** start Raw data **

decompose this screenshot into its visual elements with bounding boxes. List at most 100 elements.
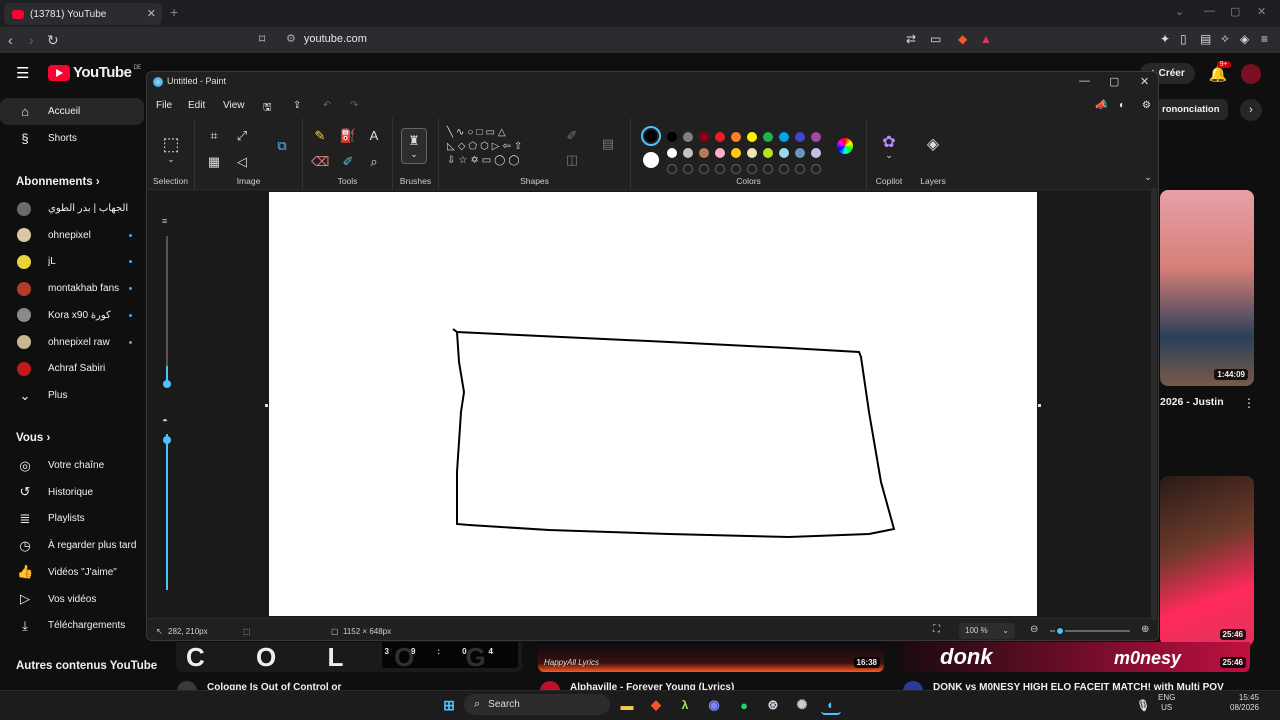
color-swatch[interactable] xyxy=(715,148,725,158)
zoom-slider-knob[interactable] xyxy=(1055,626,1065,636)
youtube-logo[interactable]: YouTube DE xyxy=(48,64,141,81)
forward-icon[interactable]: › xyxy=(29,32,34,48)
menu-view[interactable]: View xyxy=(223,100,245,111)
hamburger-menu-icon[interactable]: ☰ xyxy=(16,64,29,82)
color-swatch[interactable] xyxy=(731,132,741,142)
custom-color-slot[interactable] xyxy=(747,164,757,174)
eraser-icon[interactable]: ⌫ xyxy=(311,154,329,170)
resize-handle[interactable] xyxy=(265,404,268,407)
subscription-item[interactable]: montakhab fans xyxy=(0,275,144,302)
color-swatch[interactable] xyxy=(811,132,821,142)
text-icon[interactable]: A xyxy=(365,128,383,143)
brave-shield-icon[interactable]: ◆ xyxy=(958,32,967,46)
video-title[interactable]: 2026 - Justin xyxy=(1160,396,1224,408)
browser-tab[interactable]: (13781) YouTube ✕ xyxy=(4,3,162,25)
minimize-icon[interactable]: — xyxy=(1204,5,1215,17)
close-window-icon[interactable]: ✕ xyxy=(1257,5,1266,18)
account-icon[interactable]: ◐ xyxy=(1119,100,1125,111)
sidebar-item-you[interactable]: ↺ Historique xyxy=(0,479,144,506)
pencil-icon[interactable]: ✎ xyxy=(311,128,329,144)
subscription-item[interactable]: ohnepixel raw xyxy=(0,329,144,356)
video-thumbnail[interactable]: 25:46 xyxy=(1160,476,1254,646)
color-swatch[interactable] xyxy=(731,148,741,158)
color-swatch[interactable] xyxy=(779,132,789,142)
language-indicator[interactable]: ENG US xyxy=(1158,693,1175,713)
steam-icon[interactable]: ⊛ xyxy=(763,695,783,715)
fill-style-icon[interactable]: ◫ xyxy=(563,152,581,168)
share-icon[interactable]: ⇪ xyxy=(293,100,301,111)
extensions-icon[interactable]: ✦ xyxy=(1160,32,1170,46)
rotate-icon[interactable]: ◁ xyxy=(233,154,251,170)
rectangle-select-icon[interactable]: ⬚ xyxy=(162,134,180,155)
subscription-item[interactable]: Kora x90 كورة xyxy=(0,302,144,329)
site-info-icon[interactable]: ⚙ xyxy=(286,33,296,45)
custom-color-slot[interactable] xyxy=(683,164,693,174)
resize-handle[interactable] xyxy=(1038,404,1041,407)
subscription-item[interactable]: Achraf Sabiri xyxy=(0,355,144,382)
drawing-canvas[interactable] xyxy=(269,192,1037,616)
crop-icon[interactable]: ⌗ xyxy=(205,128,223,144)
chip-next-icon[interactable]: › xyxy=(1240,99,1262,121)
sidebar-item-you[interactable]: ◎ Votre chaîne xyxy=(0,452,144,479)
color-swatch[interactable] xyxy=(763,148,773,158)
settings-gear-icon[interactable]: ⚙ xyxy=(1142,100,1151,111)
custom-color-slot[interactable] xyxy=(811,164,821,174)
save-icon[interactable]: 🖫 xyxy=(263,100,272,117)
new-tab-button[interactable]: + xyxy=(170,4,178,20)
copilot-icon[interactable]: ✿ xyxy=(880,132,898,152)
file-explorer-icon[interactable]: ▬ xyxy=(617,695,637,715)
leo-icon[interactable]: ✧ xyxy=(1220,32,1230,46)
color-swatch[interactable] xyxy=(699,132,709,142)
more-options-icon[interactable]: ⋮ xyxy=(1243,396,1255,410)
chevron-down-icon[interactable]: ⌄ xyxy=(162,154,180,165)
subscriptions-heading[interactable]: Abonnements › xyxy=(16,176,100,188)
taskbar-search[interactable]: ⌕ Search xyxy=(464,694,610,715)
redo-icon[interactable]: ↷ xyxy=(350,100,358,111)
sidebar-icon[interactable]: ▯ xyxy=(1180,32,1187,46)
paint-taskbar-icon[interactable]: ◐ xyxy=(821,695,841,715)
fill-icon[interactable]: ⛽ xyxy=(339,128,357,144)
color-swatch[interactable] xyxy=(779,148,789,158)
filter-chip[interactable]: rononciation xyxy=(1154,99,1228,120)
resize-icon[interactable]: ⤢ xyxy=(233,128,251,144)
menu-edit[interactable]: Edit xyxy=(188,100,205,111)
opacity-knob[interactable] xyxy=(163,436,171,444)
video-thumbnail[interactable]: HappyAll Lyrics 16:38 xyxy=(538,642,884,672)
app-icon[interactable]: ✺ xyxy=(792,695,812,715)
custom-color-slot[interactable] xyxy=(795,164,805,174)
video-thumbnail[interactable]: C O L O G N E 39:04 xyxy=(176,642,522,672)
fit-screen-icon[interactable]: ⛶ xyxy=(933,624,940,635)
discord-icon[interactable]: ◉ xyxy=(704,695,724,715)
shapes-gallery[interactable]: ╲∿○□▭△ ◺◇⬠⬡▷⇦⇧ ⇩☆✡▭◯◯ xyxy=(447,126,551,170)
video-thumbnail[interactable]: 1:44:09 xyxy=(1160,190,1254,386)
translate-icon[interactable]: ⇄ xyxy=(906,32,916,46)
custom-color-slot[interactable] xyxy=(731,164,741,174)
color-picker-icon[interactable]: ✐ xyxy=(339,154,357,170)
windows-start-icon[interactable]: ⊞ xyxy=(439,695,459,715)
undo-icon[interactable]: ↶ xyxy=(323,100,331,111)
video-thumbnail[interactable]: donk m0nesy 25:46 xyxy=(900,642,1250,672)
vpn-icon[interactable]: ◈ xyxy=(1240,32,1249,46)
maximize-icon[interactable]: ▢ xyxy=(1109,75,1119,88)
subscription-item[interactable]: ـية الجهاب | بدر الطوي xyxy=(0,195,144,222)
magnifier-icon[interactable]: ⌕ xyxy=(365,154,383,170)
cast-icon[interactable]: ▭ xyxy=(930,32,941,46)
color-swatch[interactable] xyxy=(747,132,757,142)
shape-size-icon[interactable]: ▤ xyxy=(599,136,617,152)
color-swatch[interactable] xyxy=(763,132,773,142)
color-swatch[interactable] xyxy=(715,132,725,142)
reload-icon[interactable]: ↻ xyxy=(47,32,59,49)
color-swatch[interactable] xyxy=(795,132,805,142)
sidebar-item-you[interactable]: ⤓ Téléchargements xyxy=(0,612,144,639)
color-swatch[interactable] xyxy=(747,148,757,158)
brush-size-slider[interactable]: ≡ ◓ xyxy=(162,210,172,600)
custom-color-slot[interactable] xyxy=(779,164,789,174)
sidebar-item-you[interactable]: ◷ À regarder plus tard xyxy=(0,532,144,559)
color-swatch[interactable] xyxy=(683,132,693,142)
menu-file[interactable]: File xyxy=(156,100,172,111)
layers-icon[interactable]: ◈ xyxy=(924,134,942,154)
custom-color-slot[interactable] xyxy=(667,164,677,174)
clock[interactable]: 15:45 08/2026 xyxy=(1230,693,1259,713)
url-field[interactable]: ⚙ youtube.com xyxy=(286,32,367,45)
scrollbar[interactable] xyxy=(1151,190,1157,618)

** end Raw data **

Exercise prompt: Please copy every entry above with each "color-swatch" replaced by "palette-swatch" and everything else left as it is. Leave out the pictures.

Exercise answer:
decompose this screenshot into its visual elements with bounding boxes. List at most 100 elements.
palette-swatch[interactable] xyxy=(715,148,725,158)
zoom-slider-knob[interactable] xyxy=(1055,626,1065,636)
youtube-logo[interactable]: YouTube DE xyxy=(48,64,141,81)
forward-icon[interactable]: › xyxy=(29,32,34,48)
menu-view[interactable]: View xyxy=(223,100,245,111)
hamburger-menu-icon[interactable]: ☰ xyxy=(16,64,29,82)
palette-swatch[interactable] xyxy=(731,132,741,142)
custom-color-slot[interactable] xyxy=(747,164,757,174)
eraser-icon[interactable]: ⌫ xyxy=(311,154,329,170)
resize-handle[interactable] xyxy=(265,404,268,407)
subscription-item[interactable]: montakhab fans xyxy=(0,275,144,302)
palette-swatch[interactable] xyxy=(811,132,821,142)
text-icon[interactable]: A xyxy=(365,128,383,143)
brave-shield-icon[interactable]: ◆ xyxy=(958,32,967,46)
video-title[interactable]: 2026 - Justin xyxy=(1160,396,1224,408)
browser-tab[interactable]: (13781) YouTube ✕ xyxy=(4,3,162,25)
minimize-icon[interactable]: — xyxy=(1204,5,1215,17)
close-window-icon[interactable]: ✕ xyxy=(1257,5,1266,18)
account-icon[interactable]: ◐ xyxy=(1119,100,1125,111)
sidebar-item-you[interactable]: ↺ Historique xyxy=(0,479,144,506)
pencil-icon[interactable]: ✎ xyxy=(311,128,329,144)
subscription-item[interactable]: ohnepixel raw xyxy=(0,329,144,356)
video-thumbnail[interactable]: 25:46 xyxy=(1160,476,1254,646)
palette-swatch[interactable] xyxy=(731,148,741,158)
palette-swatch[interactable] xyxy=(779,132,789,142)
language-indicator[interactable]: ENG US xyxy=(1158,693,1175,713)
steam-icon[interactable]: ⊛ xyxy=(763,695,783,715)
fill-style-icon[interactable]: ◫ xyxy=(563,152,581,168)
share-icon[interactable]: ⇪ xyxy=(293,100,301,111)
extensions-icon[interactable]: ✦ xyxy=(1160,32,1170,46)
rotate-icon[interactable]: ◁ xyxy=(233,154,251,170)
rectangle-select-icon[interactable]: ⬚ xyxy=(162,134,180,155)
subscription-item[interactable]: Kora x90 كورة xyxy=(0,302,144,329)
site-info-icon[interactable]: ⚙ xyxy=(286,33,296,45)
custom-color-slot[interactable] xyxy=(683,164,693,174)
resize-handle[interactable] xyxy=(1038,404,1041,407)
subscription-item[interactable]: Achraf Sabiri xyxy=(0,355,144,382)
drawing-canvas[interactable] xyxy=(269,192,1037,616)
crop-icon[interactable]: ⌗ xyxy=(205,128,223,144)
chip-next-icon[interactable]: › xyxy=(1240,99,1262,121)
sidebar-item-you[interactable]: ◎ Votre chaîne xyxy=(0,452,144,479)
palette-swatch[interactable] xyxy=(763,148,773,158)
settings-gear-icon[interactable]: ⚙ xyxy=(1142,100,1151,111)
custom-color-slot[interactable] xyxy=(811,164,821,174)
save-icon[interactable]: 🖫 xyxy=(263,100,272,117)
new-tab-button[interactable]: + xyxy=(170,4,178,20)
copilot-icon[interactable]: ✿ xyxy=(880,132,898,152)
file-explorer-icon[interactable]: ▬ xyxy=(617,695,637,715)
leo-icon[interactable]: ✧ xyxy=(1220,32,1230,46)
palette-swatch[interactable] xyxy=(699,132,709,142)
more-options-icon[interactable]: ⋮ xyxy=(1243,396,1255,410)
chevron-down-icon[interactable]: ⌄ xyxy=(162,154,180,165)
subscriptions-heading[interactable]: Abonnements › xyxy=(16,176,100,188)
taskbar-search[interactable]: ⌕ Search xyxy=(464,694,610,715)
redo-icon[interactable]: ↷ xyxy=(350,100,358,111)
sidebar-icon[interactable]: ▯ xyxy=(1180,32,1187,46)
paint-taskbar-icon[interactable]: ◐ xyxy=(821,695,841,715)
fill-icon[interactable]: ⛽ xyxy=(339,128,357,144)
palette-swatch[interactable] xyxy=(779,148,789,158)
filter-chip[interactable]: rononciation xyxy=(1154,99,1228,120)
resize-icon[interactable]: ⤢ xyxy=(233,128,251,144)
menu-edit[interactable]: Edit xyxy=(188,100,205,111)
opacity-knob[interactable] xyxy=(163,436,171,444)
video-thumbnail[interactable]: HappyAll Lyrics 16:38 xyxy=(538,642,884,672)
app-icon[interactable]: ✺ xyxy=(792,695,812,715)
custom-color-slot[interactable] xyxy=(795,164,805,174)
video-thumbnail[interactable]: C O L O G N E 39:04 xyxy=(176,642,522,672)
fit-screen-icon[interactable]: ⛶ xyxy=(933,624,940,635)
discord-icon[interactable]: ◉ xyxy=(704,695,724,715)
shapes-gallery[interactable]: ╲∿○□▭△ ◺◇⬠⬡▷⇦⇧ ⇩☆✡▭◯◯ xyxy=(447,126,551,170)
video-thumbnail[interactable]: 1:44:09 xyxy=(1160,190,1254,386)
translate-icon[interactable]: ⇄ xyxy=(906,32,916,46)
custom-color-slot[interactable] xyxy=(731,164,741,174)
color-picker-icon[interactable]: ✐ xyxy=(339,154,357,170)
windows-start-icon[interactable]: ⊞ xyxy=(439,695,459,715)
undo-icon[interactable]: ↶ xyxy=(323,100,331,111)
video-thumbnail[interactable]: donk m0nesy 25:46 xyxy=(900,642,1250,672)
vpn-icon[interactable]: ◈ xyxy=(1240,32,1249,46)
maximize-icon[interactable]: ▢ xyxy=(1109,75,1119,88)
subscription-item[interactable]: ـية الجهاب | بدر الطوي xyxy=(0,195,144,222)
magnifier-icon[interactable]: ⌕ xyxy=(365,154,383,170)
cast-icon[interactable]: ▭ xyxy=(930,32,941,46)
palette-swatch[interactable] xyxy=(747,132,757,142)
shape-size-icon[interactable]: ▤ xyxy=(599,136,617,152)
palette-swatch[interactable] xyxy=(763,132,773,142)
palette-swatch[interactable] xyxy=(715,132,725,142)
reload-icon[interactable]: ↻ xyxy=(47,32,59,49)
palette-swatch[interactable] xyxy=(795,132,805,142)
sidebar-item-you[interactable]: ⤓ Téléchargements xyxy=(0,612,144,639)
palette-swatch[interactable] xyxy=(747,148,757,158)
brush-size-slider[interactable]: ≡ ◓ xyxy=(162,210,172,600)
custom-color-slot[interactable] xyxy=(779,164,789,174)
sidebar-item-you[interactable]: ◷ À regarder plus tard xyxy=(0,532,144,559)
palette-swatch[interactable] xyxy=(683,132,693,142)
menu-file[interactable]: File xyxy=(156,100,172,111)
layers-icon[interactable]: ◈ xyxy=(924,134,942,154)
custom-color-slot[interactable] xyxy=(667,164,677,174)
clock[interactable]: 15:45 08/2026 xyxy=(1230,693,1259,713)
url-field[interactable]: ⚙ youtube.com xyxy=(286,32,367,45)
scrollbar[interactable] xyxy=(1151,190,1157,618)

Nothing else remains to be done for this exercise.